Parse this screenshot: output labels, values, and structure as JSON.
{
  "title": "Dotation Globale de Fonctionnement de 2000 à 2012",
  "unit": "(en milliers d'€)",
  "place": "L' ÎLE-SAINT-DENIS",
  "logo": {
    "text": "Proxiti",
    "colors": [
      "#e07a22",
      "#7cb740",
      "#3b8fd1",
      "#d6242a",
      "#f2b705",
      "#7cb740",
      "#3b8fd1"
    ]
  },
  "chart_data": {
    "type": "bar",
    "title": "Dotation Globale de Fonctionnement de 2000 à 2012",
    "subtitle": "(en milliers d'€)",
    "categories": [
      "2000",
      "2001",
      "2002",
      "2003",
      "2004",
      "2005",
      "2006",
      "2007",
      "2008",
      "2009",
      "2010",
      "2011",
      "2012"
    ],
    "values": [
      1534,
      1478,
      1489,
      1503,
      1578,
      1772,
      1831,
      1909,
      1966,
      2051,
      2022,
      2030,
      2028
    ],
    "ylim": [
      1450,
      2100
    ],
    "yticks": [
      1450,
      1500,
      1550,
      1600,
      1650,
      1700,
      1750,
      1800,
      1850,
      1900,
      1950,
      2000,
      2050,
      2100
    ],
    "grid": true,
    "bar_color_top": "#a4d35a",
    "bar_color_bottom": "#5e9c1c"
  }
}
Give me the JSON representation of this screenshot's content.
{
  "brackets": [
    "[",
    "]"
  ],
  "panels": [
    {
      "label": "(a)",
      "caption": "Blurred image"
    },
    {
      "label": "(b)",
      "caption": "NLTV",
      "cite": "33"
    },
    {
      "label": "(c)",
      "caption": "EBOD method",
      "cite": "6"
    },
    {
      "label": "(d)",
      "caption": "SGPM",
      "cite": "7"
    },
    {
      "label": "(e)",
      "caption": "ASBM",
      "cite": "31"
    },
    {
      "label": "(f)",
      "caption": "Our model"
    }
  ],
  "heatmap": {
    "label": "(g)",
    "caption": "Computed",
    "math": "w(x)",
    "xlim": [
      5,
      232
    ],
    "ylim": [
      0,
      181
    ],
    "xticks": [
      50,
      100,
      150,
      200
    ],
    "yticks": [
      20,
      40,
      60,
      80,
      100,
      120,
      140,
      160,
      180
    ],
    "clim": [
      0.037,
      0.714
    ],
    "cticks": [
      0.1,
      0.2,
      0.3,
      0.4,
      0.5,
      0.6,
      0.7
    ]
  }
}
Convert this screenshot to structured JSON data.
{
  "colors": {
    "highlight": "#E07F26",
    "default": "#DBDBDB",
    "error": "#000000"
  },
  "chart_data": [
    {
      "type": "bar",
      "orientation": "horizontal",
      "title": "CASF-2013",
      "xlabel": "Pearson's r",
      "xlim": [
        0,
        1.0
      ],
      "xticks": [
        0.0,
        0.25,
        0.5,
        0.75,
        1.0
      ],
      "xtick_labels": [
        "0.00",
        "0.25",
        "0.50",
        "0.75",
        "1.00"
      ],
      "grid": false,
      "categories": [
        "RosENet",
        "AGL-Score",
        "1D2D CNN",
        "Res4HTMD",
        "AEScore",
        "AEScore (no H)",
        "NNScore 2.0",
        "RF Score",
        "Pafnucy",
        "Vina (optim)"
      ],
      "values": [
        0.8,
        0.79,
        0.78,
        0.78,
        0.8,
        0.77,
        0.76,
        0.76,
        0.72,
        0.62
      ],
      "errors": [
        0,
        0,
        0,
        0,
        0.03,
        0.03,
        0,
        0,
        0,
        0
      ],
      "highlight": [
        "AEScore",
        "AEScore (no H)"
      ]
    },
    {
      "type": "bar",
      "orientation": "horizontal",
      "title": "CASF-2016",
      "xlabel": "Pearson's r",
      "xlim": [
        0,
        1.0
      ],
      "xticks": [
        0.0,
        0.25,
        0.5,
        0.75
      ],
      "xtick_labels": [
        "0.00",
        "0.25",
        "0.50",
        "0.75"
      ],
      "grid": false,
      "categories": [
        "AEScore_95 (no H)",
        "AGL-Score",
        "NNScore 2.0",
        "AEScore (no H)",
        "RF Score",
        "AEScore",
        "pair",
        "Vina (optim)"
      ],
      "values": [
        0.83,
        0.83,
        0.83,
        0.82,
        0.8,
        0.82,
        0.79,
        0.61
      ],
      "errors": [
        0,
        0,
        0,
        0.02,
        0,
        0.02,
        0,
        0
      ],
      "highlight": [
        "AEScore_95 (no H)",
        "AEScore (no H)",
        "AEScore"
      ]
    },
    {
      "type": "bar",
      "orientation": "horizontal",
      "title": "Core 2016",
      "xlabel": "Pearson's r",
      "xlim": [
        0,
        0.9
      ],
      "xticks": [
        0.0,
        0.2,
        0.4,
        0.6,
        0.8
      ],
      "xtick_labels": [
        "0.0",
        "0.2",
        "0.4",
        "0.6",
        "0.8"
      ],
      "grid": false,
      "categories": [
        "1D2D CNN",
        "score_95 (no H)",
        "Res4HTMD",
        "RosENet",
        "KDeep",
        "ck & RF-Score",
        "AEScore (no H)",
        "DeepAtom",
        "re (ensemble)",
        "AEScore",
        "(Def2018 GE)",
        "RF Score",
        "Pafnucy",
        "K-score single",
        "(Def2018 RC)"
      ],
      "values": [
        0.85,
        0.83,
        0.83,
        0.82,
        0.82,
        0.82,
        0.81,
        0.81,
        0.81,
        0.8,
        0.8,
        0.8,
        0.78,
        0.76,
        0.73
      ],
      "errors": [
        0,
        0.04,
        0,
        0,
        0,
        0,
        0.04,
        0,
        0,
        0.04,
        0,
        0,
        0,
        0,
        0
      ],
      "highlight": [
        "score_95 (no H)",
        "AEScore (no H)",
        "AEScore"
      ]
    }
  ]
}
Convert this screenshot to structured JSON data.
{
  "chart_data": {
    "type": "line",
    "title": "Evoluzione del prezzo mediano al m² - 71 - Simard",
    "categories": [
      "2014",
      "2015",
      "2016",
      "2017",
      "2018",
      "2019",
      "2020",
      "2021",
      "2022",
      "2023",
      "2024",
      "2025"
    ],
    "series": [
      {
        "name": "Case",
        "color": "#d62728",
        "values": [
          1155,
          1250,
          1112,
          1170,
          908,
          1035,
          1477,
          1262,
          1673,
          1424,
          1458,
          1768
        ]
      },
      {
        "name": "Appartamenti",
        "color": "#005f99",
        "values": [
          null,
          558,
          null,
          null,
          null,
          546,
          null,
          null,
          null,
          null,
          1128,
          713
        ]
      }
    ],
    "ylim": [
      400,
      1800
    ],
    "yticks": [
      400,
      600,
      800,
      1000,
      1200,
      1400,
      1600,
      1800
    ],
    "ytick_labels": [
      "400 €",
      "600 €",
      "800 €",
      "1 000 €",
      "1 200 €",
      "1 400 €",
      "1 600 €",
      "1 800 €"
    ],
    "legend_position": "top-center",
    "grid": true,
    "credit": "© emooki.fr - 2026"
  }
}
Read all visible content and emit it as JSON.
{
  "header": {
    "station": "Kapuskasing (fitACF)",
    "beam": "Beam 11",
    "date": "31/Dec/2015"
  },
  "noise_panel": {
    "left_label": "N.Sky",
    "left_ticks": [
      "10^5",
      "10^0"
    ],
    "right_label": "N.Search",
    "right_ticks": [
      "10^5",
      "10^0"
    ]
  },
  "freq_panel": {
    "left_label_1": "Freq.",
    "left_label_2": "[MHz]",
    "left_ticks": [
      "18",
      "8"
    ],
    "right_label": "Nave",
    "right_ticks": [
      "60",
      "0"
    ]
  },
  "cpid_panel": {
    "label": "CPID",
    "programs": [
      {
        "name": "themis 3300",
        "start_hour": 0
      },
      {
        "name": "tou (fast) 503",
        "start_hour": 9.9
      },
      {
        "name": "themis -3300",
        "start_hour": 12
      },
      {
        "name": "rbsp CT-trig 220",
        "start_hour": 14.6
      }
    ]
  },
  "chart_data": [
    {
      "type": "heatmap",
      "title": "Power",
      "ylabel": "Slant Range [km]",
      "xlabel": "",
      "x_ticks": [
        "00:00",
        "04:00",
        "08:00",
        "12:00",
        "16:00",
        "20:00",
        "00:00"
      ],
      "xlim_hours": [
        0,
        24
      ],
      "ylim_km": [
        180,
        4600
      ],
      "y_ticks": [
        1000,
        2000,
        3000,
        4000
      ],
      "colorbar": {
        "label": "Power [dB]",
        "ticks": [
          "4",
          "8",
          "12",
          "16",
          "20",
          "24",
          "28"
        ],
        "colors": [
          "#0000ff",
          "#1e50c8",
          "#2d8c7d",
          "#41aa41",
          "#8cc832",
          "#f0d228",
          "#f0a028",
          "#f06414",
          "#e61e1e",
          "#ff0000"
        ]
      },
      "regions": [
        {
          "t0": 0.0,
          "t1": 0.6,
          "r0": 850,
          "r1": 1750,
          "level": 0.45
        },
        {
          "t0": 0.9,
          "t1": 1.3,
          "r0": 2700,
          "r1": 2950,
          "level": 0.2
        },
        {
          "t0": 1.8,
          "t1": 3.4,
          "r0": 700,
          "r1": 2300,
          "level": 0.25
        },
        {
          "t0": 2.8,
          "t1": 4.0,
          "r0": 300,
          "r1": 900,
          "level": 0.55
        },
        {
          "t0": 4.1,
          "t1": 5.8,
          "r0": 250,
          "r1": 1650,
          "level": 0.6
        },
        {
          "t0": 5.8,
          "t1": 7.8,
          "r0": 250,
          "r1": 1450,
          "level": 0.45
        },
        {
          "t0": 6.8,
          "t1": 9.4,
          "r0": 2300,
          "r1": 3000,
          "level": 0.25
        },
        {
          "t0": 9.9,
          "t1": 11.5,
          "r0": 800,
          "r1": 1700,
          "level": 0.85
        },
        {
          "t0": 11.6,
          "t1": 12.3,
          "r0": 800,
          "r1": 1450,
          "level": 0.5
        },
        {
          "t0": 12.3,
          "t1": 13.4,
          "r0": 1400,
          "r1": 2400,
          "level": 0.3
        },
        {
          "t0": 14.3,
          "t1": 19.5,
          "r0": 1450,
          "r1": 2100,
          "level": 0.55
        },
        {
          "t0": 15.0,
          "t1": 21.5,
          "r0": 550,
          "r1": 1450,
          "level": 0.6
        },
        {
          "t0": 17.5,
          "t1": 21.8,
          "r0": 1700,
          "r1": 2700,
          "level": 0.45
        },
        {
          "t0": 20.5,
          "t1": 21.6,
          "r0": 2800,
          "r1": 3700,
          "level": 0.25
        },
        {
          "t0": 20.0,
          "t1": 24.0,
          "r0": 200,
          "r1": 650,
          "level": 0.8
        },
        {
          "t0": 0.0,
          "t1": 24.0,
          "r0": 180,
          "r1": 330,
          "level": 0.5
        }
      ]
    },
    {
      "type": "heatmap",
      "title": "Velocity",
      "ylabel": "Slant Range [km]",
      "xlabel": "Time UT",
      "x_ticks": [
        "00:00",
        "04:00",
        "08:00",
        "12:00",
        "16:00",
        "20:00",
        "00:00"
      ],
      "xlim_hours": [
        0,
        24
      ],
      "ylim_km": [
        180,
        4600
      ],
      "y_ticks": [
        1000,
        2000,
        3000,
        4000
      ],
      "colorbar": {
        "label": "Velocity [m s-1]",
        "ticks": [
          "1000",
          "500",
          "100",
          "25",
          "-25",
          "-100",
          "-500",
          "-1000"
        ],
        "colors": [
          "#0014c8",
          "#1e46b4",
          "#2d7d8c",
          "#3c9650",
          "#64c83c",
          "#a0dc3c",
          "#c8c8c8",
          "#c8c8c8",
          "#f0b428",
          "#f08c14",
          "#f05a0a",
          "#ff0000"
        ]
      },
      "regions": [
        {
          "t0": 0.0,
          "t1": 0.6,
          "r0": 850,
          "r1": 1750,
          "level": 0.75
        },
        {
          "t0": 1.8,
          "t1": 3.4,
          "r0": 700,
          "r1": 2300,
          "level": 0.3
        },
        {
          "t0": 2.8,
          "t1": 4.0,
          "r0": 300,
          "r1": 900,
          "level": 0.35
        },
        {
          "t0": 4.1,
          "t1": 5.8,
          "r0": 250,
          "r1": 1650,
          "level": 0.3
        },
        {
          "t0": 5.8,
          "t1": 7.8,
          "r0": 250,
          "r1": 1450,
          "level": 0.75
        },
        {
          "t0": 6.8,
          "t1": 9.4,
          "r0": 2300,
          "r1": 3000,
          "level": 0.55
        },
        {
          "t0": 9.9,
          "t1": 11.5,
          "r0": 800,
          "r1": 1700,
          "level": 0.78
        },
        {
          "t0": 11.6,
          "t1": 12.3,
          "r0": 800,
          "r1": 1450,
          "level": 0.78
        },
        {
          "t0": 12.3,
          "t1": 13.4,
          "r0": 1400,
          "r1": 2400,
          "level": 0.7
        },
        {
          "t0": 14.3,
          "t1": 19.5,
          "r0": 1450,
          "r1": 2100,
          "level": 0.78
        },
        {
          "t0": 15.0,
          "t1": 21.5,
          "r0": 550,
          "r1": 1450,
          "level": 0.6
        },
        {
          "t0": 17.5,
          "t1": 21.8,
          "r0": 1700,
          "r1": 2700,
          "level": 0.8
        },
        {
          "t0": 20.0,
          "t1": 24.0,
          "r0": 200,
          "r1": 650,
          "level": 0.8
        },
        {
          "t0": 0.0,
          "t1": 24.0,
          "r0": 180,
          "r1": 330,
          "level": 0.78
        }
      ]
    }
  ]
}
****************************************
# [AIM]
State the count of lines that contain the string "this". Nothing else is needed.

# [TASK OUTPUT]
4